[Records about charts and figures]
========

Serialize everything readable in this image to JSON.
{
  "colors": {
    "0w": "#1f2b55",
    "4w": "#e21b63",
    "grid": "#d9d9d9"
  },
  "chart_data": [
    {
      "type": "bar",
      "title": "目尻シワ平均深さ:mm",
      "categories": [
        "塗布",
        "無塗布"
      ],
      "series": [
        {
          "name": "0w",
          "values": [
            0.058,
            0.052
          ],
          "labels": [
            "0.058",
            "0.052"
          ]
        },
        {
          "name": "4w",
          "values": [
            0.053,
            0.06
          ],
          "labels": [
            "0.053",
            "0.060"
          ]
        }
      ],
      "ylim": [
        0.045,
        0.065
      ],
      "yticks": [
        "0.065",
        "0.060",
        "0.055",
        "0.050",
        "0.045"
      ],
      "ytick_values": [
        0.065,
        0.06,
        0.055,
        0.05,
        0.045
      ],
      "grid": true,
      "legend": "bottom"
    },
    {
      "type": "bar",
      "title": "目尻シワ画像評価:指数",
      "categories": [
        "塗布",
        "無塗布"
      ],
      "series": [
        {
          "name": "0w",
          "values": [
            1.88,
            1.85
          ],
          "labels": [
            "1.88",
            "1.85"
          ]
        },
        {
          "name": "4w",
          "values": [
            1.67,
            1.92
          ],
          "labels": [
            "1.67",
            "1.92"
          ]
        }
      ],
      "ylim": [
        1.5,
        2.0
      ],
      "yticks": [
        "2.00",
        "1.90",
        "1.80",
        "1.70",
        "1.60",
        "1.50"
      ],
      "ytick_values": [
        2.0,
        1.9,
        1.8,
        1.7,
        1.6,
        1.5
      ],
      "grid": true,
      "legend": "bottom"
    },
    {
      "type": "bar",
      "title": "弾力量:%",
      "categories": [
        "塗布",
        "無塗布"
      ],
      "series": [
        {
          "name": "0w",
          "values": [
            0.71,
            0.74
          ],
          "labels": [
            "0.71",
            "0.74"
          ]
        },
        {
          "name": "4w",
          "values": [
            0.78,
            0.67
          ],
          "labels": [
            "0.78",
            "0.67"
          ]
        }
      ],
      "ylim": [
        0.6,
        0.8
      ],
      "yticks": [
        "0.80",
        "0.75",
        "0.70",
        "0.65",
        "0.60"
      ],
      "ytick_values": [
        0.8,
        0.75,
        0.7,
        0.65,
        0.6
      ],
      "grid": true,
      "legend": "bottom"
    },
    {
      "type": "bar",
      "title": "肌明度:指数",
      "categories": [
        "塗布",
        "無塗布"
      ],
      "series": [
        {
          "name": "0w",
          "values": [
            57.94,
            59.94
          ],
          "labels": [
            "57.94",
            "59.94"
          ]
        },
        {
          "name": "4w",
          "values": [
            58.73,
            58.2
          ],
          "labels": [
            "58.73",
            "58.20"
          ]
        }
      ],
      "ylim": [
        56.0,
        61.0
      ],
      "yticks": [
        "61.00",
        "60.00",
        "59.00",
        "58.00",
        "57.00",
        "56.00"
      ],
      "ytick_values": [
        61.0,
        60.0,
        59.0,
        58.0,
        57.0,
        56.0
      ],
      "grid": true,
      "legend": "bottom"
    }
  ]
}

========

• _EXERCISE_: Return all of the entries exactly as they were supplied.

• _THE RESPONSE_:
Serialize everything readable in this image to JSON.
{
  "colors": {
    "0w": "#1f2b55",
    "4w": "#e21b63",
    "grid": "#d9d9d9"
  },
  "chart_data": [
    {
      "type": "bar",
      "title": "目尻シワ平均深さ:mm",
      "categories": [
        "塗布",
        "無塗布"
      ],
      "series": [
        {
          "name": "0w",
          "values": [
            0.058,
            0.052
          ],
          "labels": [
            "0.058",
            "0.052"
          ]
        },
        {
          "name": "4w",
          "values": [
            0.053,
            0.06
          ],
          "labels": [
            "0.053",
            "0.060"
          ]
        }
      ],
      "ylim": [
        0.045,
        0.065
      ],
      "yticks": [
        "0.065",
        "0.060",
        "0.055",
        "0.050",
        "0.045"
      ],
      "ytick_values": [
        0.065,
        0.06,
        0.055,
        0.05,
        0.045
      ],
      "grid": true,
      "legend": "bottom"
    },
    {
      "type": "bar",
      "title": "目尻シワ画像評価:指数",
      "categories": [
        "塗布",
        "無塗布"
      ],
      "series": [
        {
          "name": "0w",
          "values": [
            1.88,
            1.85
          ],
          "labels": [
            "1.88",
            "1.85"
          ]
        },
        {
          "name": "4w",
          "values": [
            1.67,
            1.92
          ],
          "labels": [
            "1.67",
            "1.92"
          ]
        }
      ],
      "ylim": [
        1.5,
        2.0
      ],
      "yticks": [
        "2.00",
        "1.90",
        "1.80",
        "1.70",
        "1.60",
        "1.50"
      ],
      "ytick_values": [
        2.0,
        1.9,
        1.8,
        1.7,
        1.6,
        1.5
      ],
      "grid": true,
      "legend": "bottom"
    },
    {
      "type": "bar",
      "title": "弾力量:%",
      "categories": [
        "塗布",
        "無塗布"
      ],
      "series": [
        {
          "name": "0w",
          "values": [
            0.71,
            0.74
          ],
          "labels": [
            "0.71",
            "0.74"
          ]
        },
        {
          "name": "4w",
          "values": [
            0.78,
            0.67
          ],
          "labels": [
            "0.78",
            "0.67"
          ]
        }
      ],
      "ylim": [
        0.6,
        0.8
      ],
      "yticks": [
        "0.80",
        "0.75",
        "0.70",
        "0.65",
        "0.60"
      ],
      "ytick_values": [
        0.8,
        0.75,
        0.7,
        0.65,
        0.6
      ],
      "grid": true,
      "legend": "bottom"
    },
    {
      "type": "bar",
      "title": "肌明度:指数",
      "categories": [
        "塗布",
        "無塗布"
      ],
      "series": [
        {
          "name": "0w",
          "values": [
            57.94,
            59.94
          ],
          "labels": [
            "57.94",
            "59.94"
          ]
        },
        {
          "name": "4w",
          "values": [
            58.73,
            58.2
          ],
          "labels": [
            "58.73",
            "58.20"
          ]
        }
      ],
      "ylim": [
        56.0,
        61.0
      ],
      "yticks": [
        "61.00",
        "60.00",
        "59.00",
        "58.00",
        "57.00",
        "56.00"
      ],
      "ytick_values": [
        61.0,
        60.0,
        59.0,
        58.0,
        57.0,
        56.0
      ],
      "grid": true,
      "legend": "bottom"
    }
  ]
}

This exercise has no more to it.